» Passage:

This is a free extract from Find Time to Write: Time Management Techniques for Writers. Scroll to the bottom to download a PDF.
The first time I joined the 5am club, I did it in reverse. Our son was a baby and I can remember being up for most of one particular night and thinking: ‘Once I get to 5 o’clock, I can think of that as morning. The night will be over.’ I had never considered 5am to be morning before. I had thought it the preserve of farmers and milkmen and felt sorry for them. Psychologically, it worked. If morning starts at 5am, at 3.30 (which had always been the middle of the night up to that point) morning was only an hour and a half away. At 5am we could get up. We could do morning things. I could drink tea on the sofa, albeit with bleary eyes.
I got so used to these early mornings that I can remember going out for a walk that summer with our son in his buggy and feeling grumpy that the shop I wanted wasn’t open. It was about 7.45am. At that point I realised that there are two mornings. Around 5am to 9am (there’s always an ‘ish’) and around 9am to 12am.
What I had been thinking of previously as ‘morning’ turned out to be morning 2.0 and is actually shorter than morning 1.0. The feeling of victory when I got to morning 2.0 (i.e. 9am) with a small baby was palpable. (If you’re a nurse or a shift worker, you’re probably laughing at me right now – I apologise.)
OK, so this was my way of coping with lack of sleep when we had a baby. But through it I learnt of the exis‐ tence of a strange new land: very early morning. What’s more, I learnt of it from the ‘wrong’ direction, by approaching it from 3.30am. It was a goal, an Eldorado. If we got to 5am, everything was going to be ok!

» Rows:
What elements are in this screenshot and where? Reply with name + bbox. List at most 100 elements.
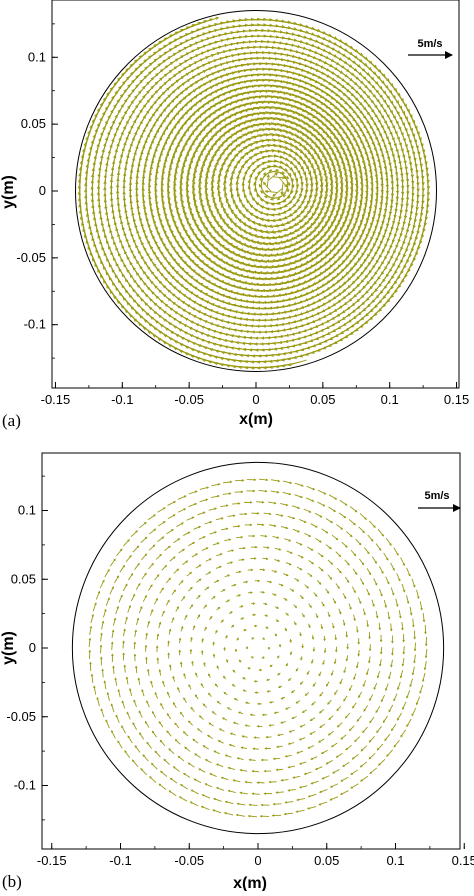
vector-arrow [370, 768, 377, 773]
vector-arrow [317, 502, 324, 506]
vector-arrow [376, 611, 378, 618]
vector-arrow [213, 810, 221, 813]
vector-arrow [102, 621, 104, 629]
vector-arrow [168, 502, 176, 506]
vector-arrow [346, 655, 348, 660]
vector-arrow [340, 679, 342, 684]
vector-arrow [381, 695, 384, 701]
vector-arrow [398, 713, 402, 720]
vector-arrow [363, 680, 366, 686]
vector-arrow [228, 550, 234, 552]
vector-arrow [233, 780, 240, 782]
vector-arrow [229, 612, 232, 614]
vector-arrow [191, 790, 198, 794]
vector-arrow [369, 736, 374, 742]
vector-arrow [145, 646, 147, 652]
vector-arrow [346, 631, 348, 636]
vector-arrow [249, 804, 257, 806]
vector-arrow [302, 644, 304, 647]
vector-arrow [139, 607, 142, 613]
vector-arrow [97, 698, 100, 706]
vector-arrow [152, 731, 156, 737]
vector-arrow [326, 518, 332, 522]
vector-arrow [159, 670, 161, 676]
vector-arrow [266, 736, 271, 738]
vector-arrow [273, 803, 281, 805]
vector-arrow [189, 491, 197, 494]
vector-arrow [259, 669, 262, 671]
vector-arrow [244, 502, 252, 504]
vector-arrow [172, 618, 174, 623]
vector-arrow [158, 537, 164, 542]
vector-arrow [200, 716, 204, 720]
vector-arrow [332, 623, 334, 628]
vector-arrow [164, 759, 170, 764]
vector-arrow [260, 591, 264, 593]
vector-arrow [196, 324, 213, 331]
vector-arrow [344, 696, 347, 701]
vector-arrow [178, 509, 185, 513]
vector-arrow [149, 564, 154, 569]
vector-arrow [128, 606, 131, 613]
vector-arrow [303, 710, 307, 713]
vector-arrow [341, 791, 349, 795]
vector-arrow [337, 706, 341, 710]
vector-arrow [224, 539, 230, 541]
vector-arrow [148, 515, 155, 520]
vector-arrow [149, 545, 155, 550]
vector-arrow [407, 568, 410, 576]
vector-arrow [239, 547, 245, 549]
vector-arrow [320, 724, 325, 727]
vector-arrow [290, 730, 295, 732]
vector-arrow [194, 779, 201, 783]
vector-arrow [305, 585, 309, 588]
reference-vector-a: 5m/s [408, 38, 452, 55]
vector-arrow [370, 694, 373, 700]
vector-arrow [345, 577, 348, 582]
vector-arrow [402, 584, 405, 592]
vector-arrow [275, 712, 279, 714]
vector-arrow [370, 717, 374, 723]
vector-arrow [306, 692, 309, 695]
vector-arrow [114, 576, 118, 583]
vector-arrow [135, 746, 140, 753]
vector-arrow [394, 740, 399, 747]
x-axis-title-b: x(m) [233, 875, 267, 891]
vector-arrow [406, 595, 408, 603]
vector-arrow [112, 731, 116, 739]
vector-arrow [281, 526, 287, 528]
vector-arrow [235, 491, 243, 493]
vector-arrow [135, 630, 137, 637]
vector-arrow [322, 529, 328, 533]
vector-arrow [173, 539, 179, 543]
vector-arrow [311, 659, 313, 663]
panel-label-b: (b) [2, 872, 22, 891]
vector-arrow [209, 693, 212, 696]
vector-arrow [104, 681, 106, 689]
vector-arrow [236, 571, 241, 573]
vector-arrow [164, 546, 170, 550]
vector-arrow [206, 760, 212, 763]
vector-arrow [300, 725, 305, 727]
vector-arrow [384, 553, 388, 560]
vector-arrow [292, 716, 296, 718]
vector-arrow [248, 535, 254, 537]
vector-arrow [379, 659, 381, 666]
vector-arrow [379, 623, 381, 630]
vector-arrow [261, 804, 269, 806]
vector-arrow [255, 692, 258, 694]
x-tick-label: 0.15 [444, 392, 469, 407]
vector-arrow [292, 506, 299, 509]
vector-arrow [346, 745, 352, 749]
vector-arrow [263, 603, 266, 605]
vector-arrow [123, 540, 129, 546]
vector-arrow [269, 525, 276, 527]
vector-arrow [380, 647, 382, 654]
vector-arrow [329, 731, 334, 735]
vector-arrow [162, 611, 164, 616]
vector-arrow [311, 757, 317, 760]
vector-arrow [275, 607, 278, 609]
vector-arrow [125, 751, 130, 758]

» What to produce:
Please retype, word for word, the part of the 5am club extract above that opens with the words containing "I got so used" and closes with "now – I apologise.)".

» Written reply:
I got so used to these early mornings that I can remember going out for a walk that summer with our son in his buggy and feeling grumpy that the shop I wanted wasn’t open. It was about 7.45am. At that point I realised that there are two mornings. Around 5am to 9am (there’s always an ‘ish’) and around 9am to 12am.
What I had been thinking of previously as ‘morning’ turned out to be morning 2.0 and is actually shorter than morning 1.0. The feeling of victory when I got to morning 2.0 (i.e. 9am) with a small baby was palpable. (If you’re a nurse or a shift worker, you’re probably laughing at me right now – I apologise.)